▶ _Work instructions_
Of the lines in the entries, how many hold the word "nature"? Give that number alone.

▶ _Material to process_
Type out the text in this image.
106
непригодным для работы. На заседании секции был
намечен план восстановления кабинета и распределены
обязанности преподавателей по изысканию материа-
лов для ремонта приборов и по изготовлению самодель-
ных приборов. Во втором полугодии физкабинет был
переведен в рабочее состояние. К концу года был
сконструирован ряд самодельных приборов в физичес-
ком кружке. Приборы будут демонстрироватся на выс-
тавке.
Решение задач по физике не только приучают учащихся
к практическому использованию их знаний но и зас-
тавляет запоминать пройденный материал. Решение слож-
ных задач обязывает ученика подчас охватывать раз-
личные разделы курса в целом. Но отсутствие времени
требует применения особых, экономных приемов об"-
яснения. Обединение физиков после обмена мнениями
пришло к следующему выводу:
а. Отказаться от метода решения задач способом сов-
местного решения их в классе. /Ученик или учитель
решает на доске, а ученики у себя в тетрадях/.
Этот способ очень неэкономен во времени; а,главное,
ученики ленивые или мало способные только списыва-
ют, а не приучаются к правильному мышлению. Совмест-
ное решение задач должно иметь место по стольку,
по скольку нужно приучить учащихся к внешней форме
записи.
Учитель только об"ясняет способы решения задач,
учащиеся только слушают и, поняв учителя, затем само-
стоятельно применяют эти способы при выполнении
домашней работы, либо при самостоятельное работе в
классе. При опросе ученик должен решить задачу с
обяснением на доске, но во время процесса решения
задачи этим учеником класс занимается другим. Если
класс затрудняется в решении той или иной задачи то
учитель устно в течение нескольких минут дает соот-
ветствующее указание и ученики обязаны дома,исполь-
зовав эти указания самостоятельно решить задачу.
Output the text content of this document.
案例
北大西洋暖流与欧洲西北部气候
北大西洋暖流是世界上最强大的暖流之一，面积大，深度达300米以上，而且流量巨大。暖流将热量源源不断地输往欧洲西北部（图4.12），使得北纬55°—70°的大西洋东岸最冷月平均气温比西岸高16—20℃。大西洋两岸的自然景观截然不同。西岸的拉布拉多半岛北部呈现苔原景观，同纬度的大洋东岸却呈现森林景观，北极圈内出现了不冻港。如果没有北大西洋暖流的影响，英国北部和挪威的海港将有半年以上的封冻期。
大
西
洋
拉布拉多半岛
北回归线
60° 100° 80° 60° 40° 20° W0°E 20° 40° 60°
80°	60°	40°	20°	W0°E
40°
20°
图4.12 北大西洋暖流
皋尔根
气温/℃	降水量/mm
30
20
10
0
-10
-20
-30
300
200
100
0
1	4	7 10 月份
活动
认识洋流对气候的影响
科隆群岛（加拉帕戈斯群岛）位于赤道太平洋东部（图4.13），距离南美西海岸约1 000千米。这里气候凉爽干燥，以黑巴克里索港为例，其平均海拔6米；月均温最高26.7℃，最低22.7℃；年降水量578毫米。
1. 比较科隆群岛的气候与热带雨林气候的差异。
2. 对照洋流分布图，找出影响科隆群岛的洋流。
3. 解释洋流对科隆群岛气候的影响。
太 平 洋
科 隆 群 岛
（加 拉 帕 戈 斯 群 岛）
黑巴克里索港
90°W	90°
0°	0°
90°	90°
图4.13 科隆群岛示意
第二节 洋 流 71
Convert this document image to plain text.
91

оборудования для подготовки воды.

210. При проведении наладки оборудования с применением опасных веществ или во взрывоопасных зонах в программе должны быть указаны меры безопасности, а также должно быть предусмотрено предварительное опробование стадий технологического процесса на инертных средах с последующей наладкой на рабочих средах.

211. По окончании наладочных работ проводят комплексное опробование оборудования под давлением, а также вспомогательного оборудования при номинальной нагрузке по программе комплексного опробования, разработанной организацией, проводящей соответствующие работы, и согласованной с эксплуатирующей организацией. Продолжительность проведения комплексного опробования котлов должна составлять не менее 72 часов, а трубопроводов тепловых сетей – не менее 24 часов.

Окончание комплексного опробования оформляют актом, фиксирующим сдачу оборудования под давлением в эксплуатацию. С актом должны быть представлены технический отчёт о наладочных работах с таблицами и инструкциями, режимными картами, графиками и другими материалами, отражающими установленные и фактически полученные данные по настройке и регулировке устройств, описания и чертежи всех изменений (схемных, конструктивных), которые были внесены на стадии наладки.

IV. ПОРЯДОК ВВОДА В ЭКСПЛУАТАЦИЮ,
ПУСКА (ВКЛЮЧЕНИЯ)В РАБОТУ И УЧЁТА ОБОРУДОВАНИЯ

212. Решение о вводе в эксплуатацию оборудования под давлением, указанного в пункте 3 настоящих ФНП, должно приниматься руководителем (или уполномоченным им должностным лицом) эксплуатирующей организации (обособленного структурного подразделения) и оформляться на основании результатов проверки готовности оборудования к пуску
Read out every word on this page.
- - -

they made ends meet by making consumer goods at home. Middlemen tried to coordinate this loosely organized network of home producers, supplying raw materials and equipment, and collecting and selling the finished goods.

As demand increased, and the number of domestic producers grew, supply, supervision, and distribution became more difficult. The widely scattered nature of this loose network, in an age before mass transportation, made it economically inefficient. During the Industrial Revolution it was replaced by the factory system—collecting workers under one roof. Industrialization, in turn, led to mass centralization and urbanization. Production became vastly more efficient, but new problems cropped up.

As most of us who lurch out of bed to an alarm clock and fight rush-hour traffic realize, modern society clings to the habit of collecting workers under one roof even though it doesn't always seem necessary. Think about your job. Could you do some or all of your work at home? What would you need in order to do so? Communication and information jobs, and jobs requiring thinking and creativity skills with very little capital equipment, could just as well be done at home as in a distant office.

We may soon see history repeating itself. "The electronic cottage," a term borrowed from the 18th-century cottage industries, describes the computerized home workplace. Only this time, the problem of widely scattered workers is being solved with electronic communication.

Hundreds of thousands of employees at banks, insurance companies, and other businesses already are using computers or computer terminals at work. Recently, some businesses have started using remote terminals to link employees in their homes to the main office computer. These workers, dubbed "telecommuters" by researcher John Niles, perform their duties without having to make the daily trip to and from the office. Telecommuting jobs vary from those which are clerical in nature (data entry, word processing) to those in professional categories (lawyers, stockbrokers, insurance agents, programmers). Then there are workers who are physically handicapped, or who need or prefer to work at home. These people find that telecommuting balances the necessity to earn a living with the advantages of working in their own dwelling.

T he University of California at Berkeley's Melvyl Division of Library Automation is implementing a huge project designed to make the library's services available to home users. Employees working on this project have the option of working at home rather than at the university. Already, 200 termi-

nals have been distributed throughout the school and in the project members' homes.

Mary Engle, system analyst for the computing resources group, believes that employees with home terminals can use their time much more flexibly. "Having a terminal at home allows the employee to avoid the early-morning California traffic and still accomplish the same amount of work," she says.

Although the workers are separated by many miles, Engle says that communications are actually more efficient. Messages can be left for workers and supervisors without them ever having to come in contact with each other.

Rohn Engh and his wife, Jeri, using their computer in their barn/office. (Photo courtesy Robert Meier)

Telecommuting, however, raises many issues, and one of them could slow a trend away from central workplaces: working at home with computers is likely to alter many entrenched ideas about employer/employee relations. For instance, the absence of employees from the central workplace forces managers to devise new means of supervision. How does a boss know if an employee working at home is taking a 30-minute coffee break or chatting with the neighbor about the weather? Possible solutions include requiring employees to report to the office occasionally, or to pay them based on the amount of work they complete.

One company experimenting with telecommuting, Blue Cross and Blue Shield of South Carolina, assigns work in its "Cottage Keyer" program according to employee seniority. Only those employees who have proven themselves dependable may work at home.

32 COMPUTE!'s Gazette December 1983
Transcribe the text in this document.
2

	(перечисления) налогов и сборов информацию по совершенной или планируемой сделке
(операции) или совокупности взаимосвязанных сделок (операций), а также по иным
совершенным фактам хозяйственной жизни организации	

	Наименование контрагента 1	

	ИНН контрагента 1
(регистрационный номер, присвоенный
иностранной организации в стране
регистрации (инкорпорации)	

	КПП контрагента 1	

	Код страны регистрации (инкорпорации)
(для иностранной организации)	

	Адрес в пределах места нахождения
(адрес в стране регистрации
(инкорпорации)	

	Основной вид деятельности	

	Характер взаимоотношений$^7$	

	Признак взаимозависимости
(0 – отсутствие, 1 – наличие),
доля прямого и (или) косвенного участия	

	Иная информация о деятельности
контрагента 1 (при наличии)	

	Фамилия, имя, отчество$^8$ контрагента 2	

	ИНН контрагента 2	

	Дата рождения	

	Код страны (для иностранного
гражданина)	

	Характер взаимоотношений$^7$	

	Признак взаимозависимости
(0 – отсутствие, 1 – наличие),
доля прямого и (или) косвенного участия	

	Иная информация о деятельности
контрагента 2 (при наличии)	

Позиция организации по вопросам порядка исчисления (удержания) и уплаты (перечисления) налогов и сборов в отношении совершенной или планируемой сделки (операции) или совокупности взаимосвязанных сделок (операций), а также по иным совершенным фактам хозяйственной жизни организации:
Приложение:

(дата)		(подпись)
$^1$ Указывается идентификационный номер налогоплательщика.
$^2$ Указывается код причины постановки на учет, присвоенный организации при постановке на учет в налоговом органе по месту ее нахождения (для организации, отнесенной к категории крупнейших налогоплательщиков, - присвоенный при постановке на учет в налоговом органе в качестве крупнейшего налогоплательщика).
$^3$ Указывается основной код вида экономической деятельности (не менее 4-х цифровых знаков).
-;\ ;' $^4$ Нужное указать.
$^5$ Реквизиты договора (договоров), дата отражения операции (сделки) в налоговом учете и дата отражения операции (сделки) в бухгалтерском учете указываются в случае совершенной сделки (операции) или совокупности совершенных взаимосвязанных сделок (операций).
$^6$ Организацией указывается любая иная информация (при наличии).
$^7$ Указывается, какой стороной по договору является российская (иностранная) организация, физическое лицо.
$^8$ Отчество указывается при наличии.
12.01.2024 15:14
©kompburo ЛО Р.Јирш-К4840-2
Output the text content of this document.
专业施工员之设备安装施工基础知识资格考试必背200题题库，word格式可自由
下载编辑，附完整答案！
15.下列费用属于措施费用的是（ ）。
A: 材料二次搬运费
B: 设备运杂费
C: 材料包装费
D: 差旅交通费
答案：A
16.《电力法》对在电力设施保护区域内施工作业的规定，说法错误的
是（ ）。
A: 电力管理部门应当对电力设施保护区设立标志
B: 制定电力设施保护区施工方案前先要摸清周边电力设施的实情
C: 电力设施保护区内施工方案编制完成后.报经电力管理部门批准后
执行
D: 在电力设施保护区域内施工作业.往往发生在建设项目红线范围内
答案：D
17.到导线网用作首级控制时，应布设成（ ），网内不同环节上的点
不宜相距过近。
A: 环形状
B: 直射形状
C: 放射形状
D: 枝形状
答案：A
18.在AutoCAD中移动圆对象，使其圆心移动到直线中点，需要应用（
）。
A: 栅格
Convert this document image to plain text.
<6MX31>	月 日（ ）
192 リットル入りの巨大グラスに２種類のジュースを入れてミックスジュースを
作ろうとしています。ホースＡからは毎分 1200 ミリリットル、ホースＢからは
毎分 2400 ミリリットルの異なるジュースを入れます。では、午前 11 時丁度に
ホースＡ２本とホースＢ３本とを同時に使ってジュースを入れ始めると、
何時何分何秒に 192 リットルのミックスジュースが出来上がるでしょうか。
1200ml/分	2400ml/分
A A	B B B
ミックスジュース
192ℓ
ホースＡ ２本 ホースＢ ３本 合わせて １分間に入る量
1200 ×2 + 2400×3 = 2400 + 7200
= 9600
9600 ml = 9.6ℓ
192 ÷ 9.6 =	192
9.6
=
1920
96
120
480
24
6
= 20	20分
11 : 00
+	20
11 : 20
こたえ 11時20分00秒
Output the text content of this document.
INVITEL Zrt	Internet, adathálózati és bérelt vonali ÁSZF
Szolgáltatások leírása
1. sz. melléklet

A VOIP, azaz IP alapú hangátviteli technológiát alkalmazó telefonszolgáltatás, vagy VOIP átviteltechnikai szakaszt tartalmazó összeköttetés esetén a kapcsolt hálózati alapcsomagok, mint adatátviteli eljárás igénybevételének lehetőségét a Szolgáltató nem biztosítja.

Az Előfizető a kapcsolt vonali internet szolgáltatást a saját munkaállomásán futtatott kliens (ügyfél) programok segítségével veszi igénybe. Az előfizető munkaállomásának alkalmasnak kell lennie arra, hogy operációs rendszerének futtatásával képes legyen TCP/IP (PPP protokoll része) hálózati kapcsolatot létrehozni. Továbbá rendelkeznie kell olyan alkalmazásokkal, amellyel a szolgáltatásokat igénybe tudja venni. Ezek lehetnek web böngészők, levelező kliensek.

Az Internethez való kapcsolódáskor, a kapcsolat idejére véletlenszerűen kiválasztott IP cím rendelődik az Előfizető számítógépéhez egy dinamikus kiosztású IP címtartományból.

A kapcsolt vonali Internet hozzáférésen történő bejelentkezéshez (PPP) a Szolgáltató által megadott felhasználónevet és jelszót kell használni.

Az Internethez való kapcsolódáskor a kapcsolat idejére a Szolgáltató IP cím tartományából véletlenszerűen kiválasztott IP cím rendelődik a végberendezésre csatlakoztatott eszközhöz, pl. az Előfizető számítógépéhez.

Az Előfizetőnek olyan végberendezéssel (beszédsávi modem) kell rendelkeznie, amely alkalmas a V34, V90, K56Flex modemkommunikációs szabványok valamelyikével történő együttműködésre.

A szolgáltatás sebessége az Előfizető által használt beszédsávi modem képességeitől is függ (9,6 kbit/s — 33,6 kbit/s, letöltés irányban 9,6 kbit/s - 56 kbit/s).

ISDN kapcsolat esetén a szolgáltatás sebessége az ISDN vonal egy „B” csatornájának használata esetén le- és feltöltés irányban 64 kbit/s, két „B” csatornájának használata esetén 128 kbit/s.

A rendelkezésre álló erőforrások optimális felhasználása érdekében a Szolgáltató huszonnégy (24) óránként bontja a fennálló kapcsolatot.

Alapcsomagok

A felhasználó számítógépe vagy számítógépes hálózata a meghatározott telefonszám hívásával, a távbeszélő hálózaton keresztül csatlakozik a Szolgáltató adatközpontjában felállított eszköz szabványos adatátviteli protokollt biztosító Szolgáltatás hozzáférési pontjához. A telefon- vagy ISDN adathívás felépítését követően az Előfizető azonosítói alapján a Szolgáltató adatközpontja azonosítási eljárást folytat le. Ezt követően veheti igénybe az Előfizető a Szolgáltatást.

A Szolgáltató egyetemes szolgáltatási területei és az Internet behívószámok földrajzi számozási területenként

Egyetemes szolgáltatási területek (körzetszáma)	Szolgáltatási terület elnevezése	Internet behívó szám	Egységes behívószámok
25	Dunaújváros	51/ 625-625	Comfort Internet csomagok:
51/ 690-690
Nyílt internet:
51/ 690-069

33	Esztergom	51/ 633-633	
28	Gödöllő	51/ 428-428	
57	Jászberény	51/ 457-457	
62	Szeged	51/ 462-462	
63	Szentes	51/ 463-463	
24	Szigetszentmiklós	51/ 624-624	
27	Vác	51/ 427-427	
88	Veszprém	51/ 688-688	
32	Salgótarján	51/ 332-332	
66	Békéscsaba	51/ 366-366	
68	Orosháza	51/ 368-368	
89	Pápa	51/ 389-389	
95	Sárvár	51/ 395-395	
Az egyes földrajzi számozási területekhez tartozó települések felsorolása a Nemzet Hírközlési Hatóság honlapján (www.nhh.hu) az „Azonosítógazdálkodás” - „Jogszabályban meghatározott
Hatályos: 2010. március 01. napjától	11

▶ _Solution to this exercise_
2